Quote the listing below in its entirety.

(Exercise inputs):
** Start **
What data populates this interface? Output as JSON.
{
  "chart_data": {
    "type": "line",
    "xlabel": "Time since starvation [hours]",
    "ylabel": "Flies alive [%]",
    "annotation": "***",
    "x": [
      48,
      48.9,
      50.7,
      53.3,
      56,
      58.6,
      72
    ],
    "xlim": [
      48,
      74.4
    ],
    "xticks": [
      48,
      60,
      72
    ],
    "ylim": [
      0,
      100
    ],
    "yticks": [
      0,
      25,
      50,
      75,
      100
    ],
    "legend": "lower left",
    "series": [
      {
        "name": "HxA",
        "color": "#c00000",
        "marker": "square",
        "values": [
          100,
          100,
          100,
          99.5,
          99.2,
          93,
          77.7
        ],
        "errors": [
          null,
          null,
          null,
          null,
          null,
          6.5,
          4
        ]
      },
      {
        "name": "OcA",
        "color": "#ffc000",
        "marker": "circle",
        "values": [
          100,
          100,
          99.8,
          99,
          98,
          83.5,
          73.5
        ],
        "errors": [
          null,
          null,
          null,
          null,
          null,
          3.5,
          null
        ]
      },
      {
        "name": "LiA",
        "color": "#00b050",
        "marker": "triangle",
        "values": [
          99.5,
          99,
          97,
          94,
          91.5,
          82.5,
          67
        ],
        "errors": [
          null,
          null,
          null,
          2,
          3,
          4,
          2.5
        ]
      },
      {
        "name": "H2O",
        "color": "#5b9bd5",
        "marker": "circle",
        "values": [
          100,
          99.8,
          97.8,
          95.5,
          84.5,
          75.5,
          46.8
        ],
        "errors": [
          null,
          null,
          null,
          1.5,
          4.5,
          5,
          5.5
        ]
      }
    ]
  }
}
** End **
(Task response):
What data populates this interface? Output as JSON.
{
  "chart_data": {
    "type": "line",
    "xlabel": "Time since starvation [hours]",
    "ylabel": "Flies alive [%]",
    "annotation": "***",
    "x": [
      48,
      48.9,
      50.7,
      53.3,
      56,
      58.6,
      72
    ],
    "xlim": [
      48,
      74.4
    ],
    "xticks": [
      48,
      60,
      72
    ],
    "ylim": [
      0,
      100
    ],
    "yticks": [
      0,
      25,
      50,
      75,
      100
    ],
    "legend": "lower left",
    "series": [
      {
        "name": "HxA",
        "color": "#c00000",
        "marker": "square",
        "values": [
          100,
          100,
          100,
          99.5,
          99.2,
          93,
          77.7
        ],
        "errors": [
          null,
          null,
          null,
          null,
          null,
          6.5,
          4
        ]
      },
      {
        "name": "OcA",
        "color": "#ffc000",
        "marker": "circle",
        "values": [
          100,
          100,
          99.8,
          99,
          98,
          83.5,
          73.5
        ],
        "errors": [
          null,
          null,
          null,
          null,
          null,
          3.5,
          null
        ]
      },
      {
        "name": "LiA",
        "color": "#00b050",
        "marker": "triangle",
        "values": [
          99.5,
          99,
          97,
          94,
          91.5,
          82.5,
          67
        ],
        "errors": [
          null,
          null,
          null,
          2,
          3,
          4,
          2.5
        ]
      },
      {
        "name": "H2O",
        "color": "#5b9bd5",
        "marker": "circle",
        "values": [
          100,
          99.8,
          97.8,
          95.5,
          84.5,
          75.5,
          46.8
        ],
        "errors": [
          null,
          null,
          null,
          1.5,
          4.5,
          5,
          5.5
        ]
      }
    ]
  }
}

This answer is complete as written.